====== Record excerpts

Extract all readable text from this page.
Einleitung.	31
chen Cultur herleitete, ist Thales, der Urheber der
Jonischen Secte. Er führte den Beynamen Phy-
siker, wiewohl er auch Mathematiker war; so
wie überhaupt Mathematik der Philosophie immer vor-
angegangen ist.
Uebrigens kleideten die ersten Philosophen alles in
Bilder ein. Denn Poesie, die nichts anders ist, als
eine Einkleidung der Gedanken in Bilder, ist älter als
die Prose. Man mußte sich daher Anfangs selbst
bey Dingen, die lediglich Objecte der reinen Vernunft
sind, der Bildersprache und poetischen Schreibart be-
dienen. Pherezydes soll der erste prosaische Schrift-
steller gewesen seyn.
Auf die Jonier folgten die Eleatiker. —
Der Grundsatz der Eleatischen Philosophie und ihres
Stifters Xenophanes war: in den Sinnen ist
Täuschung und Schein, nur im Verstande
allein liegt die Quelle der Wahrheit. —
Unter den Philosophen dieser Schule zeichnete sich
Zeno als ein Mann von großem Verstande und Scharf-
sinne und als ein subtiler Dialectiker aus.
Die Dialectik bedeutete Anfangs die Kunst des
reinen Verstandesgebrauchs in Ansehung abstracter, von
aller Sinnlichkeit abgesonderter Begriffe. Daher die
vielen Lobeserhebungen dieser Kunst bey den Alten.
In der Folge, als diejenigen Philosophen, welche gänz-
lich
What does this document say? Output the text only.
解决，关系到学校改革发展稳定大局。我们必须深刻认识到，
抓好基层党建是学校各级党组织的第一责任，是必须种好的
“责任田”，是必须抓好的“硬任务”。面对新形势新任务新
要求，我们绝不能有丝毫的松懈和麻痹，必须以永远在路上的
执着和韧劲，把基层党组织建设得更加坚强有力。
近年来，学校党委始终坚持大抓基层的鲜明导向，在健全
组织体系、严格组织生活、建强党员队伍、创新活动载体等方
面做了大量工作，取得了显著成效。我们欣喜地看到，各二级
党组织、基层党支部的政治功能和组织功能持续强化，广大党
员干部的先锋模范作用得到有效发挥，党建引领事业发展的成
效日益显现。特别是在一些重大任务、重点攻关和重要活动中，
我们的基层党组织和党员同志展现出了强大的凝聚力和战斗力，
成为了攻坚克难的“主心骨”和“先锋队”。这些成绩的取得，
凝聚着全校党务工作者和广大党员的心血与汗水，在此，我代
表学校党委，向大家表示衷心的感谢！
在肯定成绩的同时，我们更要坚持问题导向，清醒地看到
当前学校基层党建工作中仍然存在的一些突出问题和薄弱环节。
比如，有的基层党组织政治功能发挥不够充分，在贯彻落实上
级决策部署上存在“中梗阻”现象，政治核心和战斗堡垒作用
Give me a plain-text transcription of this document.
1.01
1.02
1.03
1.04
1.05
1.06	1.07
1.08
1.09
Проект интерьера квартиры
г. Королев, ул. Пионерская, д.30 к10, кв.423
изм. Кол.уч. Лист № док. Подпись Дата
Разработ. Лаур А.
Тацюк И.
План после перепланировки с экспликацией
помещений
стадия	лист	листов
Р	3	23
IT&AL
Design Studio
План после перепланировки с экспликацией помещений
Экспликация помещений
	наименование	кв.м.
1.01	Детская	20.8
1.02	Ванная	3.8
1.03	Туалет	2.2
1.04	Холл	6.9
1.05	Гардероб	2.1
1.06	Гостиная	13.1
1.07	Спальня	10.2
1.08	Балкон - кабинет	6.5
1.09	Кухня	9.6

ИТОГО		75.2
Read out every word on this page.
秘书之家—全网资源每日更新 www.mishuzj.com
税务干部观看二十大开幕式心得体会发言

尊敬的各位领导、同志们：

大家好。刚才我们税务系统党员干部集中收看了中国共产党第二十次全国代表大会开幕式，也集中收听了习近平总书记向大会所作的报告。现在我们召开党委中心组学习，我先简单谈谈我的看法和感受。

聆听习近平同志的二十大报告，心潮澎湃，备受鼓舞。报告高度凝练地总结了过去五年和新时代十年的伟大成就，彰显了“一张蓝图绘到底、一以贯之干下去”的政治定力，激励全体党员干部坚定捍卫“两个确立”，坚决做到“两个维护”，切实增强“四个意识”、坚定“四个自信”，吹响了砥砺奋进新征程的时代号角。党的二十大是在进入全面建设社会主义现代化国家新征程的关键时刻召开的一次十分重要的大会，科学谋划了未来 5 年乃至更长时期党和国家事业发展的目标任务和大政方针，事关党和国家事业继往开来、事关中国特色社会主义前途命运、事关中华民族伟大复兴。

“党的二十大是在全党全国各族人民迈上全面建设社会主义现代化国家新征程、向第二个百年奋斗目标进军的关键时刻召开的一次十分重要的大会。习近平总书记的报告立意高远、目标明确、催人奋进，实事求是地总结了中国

============

Quote every entry exactly.

## Result
Extract all readable text from this page.
Einleitung.	31
chen Cultur herleitete, ist Thales, der Urheber der
Jonischen Secte. Er führte den Beynamen Phy-
siker, wiewohl er auch Mathematiker war; so
wie überhaupt Mathematik der Philosophie immer vor-
angegangen ist.
Uebrigens kleideten die ersten Philosophen alles in
Bilder ein. Denn Poesie, die nichts anders ist, als
eine Einkleidung der Gedanken in Bilder, ist älter als
die Prose. Man mußte sich daher Anfangs selbst
bey Dingen, die lediglich Objecte der reinen Vernunft
sind, der Bildersprache und poetischen Schreibart be-
dienen. Pherezydes soll der erste prosaische Schrift-
steller gewesen seyn.
Auf die Jonier folgten die Eleatiker. —
Der Grundsatz der Eleatischen Philosophie und ihres
Stifters Xenophanes war: in den Sinnen ist
Täuschung und Schein, nur im Verstande
allein liegt die Quelle der Wahrheit. —
Unter den Philosophen dieser Schule zeichnete sich
Zeno als ein Mann von großem Verstande und Scharf-
sinne und als ein subtiler Dialectiker aus.
Die Dialectik bedeutete Anfangs die Kunst des
reinen Verstandesgebrauchs in Ansehung abstracter, von
aller Sinnlichkeit abgesonderter Begriffe. Daher die
vielen Lobeserhebungen dieser Kunst bey den Alten.
In der Folge, als diejenigen Philosophen, welche gänz-
lich
What does this document say? Output the text only.
解决，关系到学校改革发展稳定大局。我们必须深刻认识到，
抓好基层党建是学校各级党组织的第一责任，是必须种好的
“责任田”，是必须抓好的“硬任务”。面对新形势新任务新
要求，我们绝不能有丝毫的松懈和麻痹，必须以永远在路上的
执着和韧劲，把基层党组织建设得更加坚强有力。
近年来，学校党委始终坚持大抓基层的鲜明导向，在健全
组织体系、严格组织生活、建强党员队伍、创新活动载体等方
面做了大量工作，取得了显著成效。我们欣喜地看到，各二级
党组织、基层党支部的政治功能和组织功能持续强化，广大党
员干部的先锋模范作用得到有效发挥，党建引领事业发展的成
效日益显现。特别是在一些重大任务、重点攻关和重要活动中，
我们的基层党组织和党员同志展现出了强大的凝聚力和战斗力，
成为了攻坚克难的“主心骨”和“先锋队”。这些成绩的取得，
凝聚着全校党务工作者和广大党员的心血与汗水，在此，我代
表学校党委，向大家表示衷心的感谢！
在肯定成绩的同时，我们更要坚持问题导向，清醒地看到
当前学校基层党建工作中仍然存在的一些突出问题和薄弱环节。
比如，有的基层党组织政治功能发挥不够充分，在贯彻落实上
级决策部署上存在“中梗阻”现象，政治核心和战斗堡垒作用
Give me a plain-text transcription of this document.
1.01
1.02
1.03
1.04
1.05
1.06	1.07
1.08
1.09
Проект интерьера квартиры
г. Королев, ул. Пионерская, д.30 к10, кв.423
изм. Кол.уч. Лист № док. Подпись Дата
Разработ. Лаур А.
Тацюк И.
План после перепланировки с экспликацией
помещений
стадия	лист	листов
Р	3	23
IT&AL
Design Studio
План после перепланировки с экспликацией помещений
Экспликация помещений
	наименование	кв.м.
1.01	Детская	20.8
1.02	Ванная	3.8
1.03	Туалет	2.2
1.04	Холл	6.9
1.05	Гардероб	2.1
1.06	Гостиная	13.1
1.07	Спальня	10.2
1.08	Балкон - кабинет	6.5
1.09	Кухня	9.6

ИТОГО		75.2
Read out every word on this page.
秘书之家—全网资源每日更新 www.mishuzj.com
税务干部观看二十大开幕式心得体会发言

尊敬的各位领导、同志们：

大家好。刚才我们税务系统党员干部集中收看了中国共产党第二十次全国代表大会开幕式，也集中收听了习近平总书记向大会所作的报告。现在我们召开党委中心组学习，我先简单谈谈我的看法和感受。

聆听习近平同志的二十大报告，心潮澎湃，备受鼓舞。报告高度凝练地总结了过去五年和新时代十年的伟大成就，彰显了“一张蓝图绘到底、一以贯之干下去”的政治定力，激励全体党员干部坚定捍卫“两个确立”，坚决做到“两个维护”，切实增强“四个意识”、坚定“四个自信”，吹响了砥砺奋进新征程的时代号角。党的二十大是在进入全面建设社会主义现代化国家新征程的关键时刻召开的一次十分重要的大会，科学谋划了未来 5 年乃至更长时期党和国家事业发展的目标任务和大政方针，事关党和国家事业继往开来、事关中国特色社会主义前途命运、事关中华民族伟大复兴。

“党的二十大是在全党全国各族人民迈上全面建设社会主义现代化国家新征程、向第二个百年奋斗目标进军的关键时刻召开的一次十分重要的大会。习近平总书记的报告立意高远、目标明确、催人奋进，实事求是地总结了中国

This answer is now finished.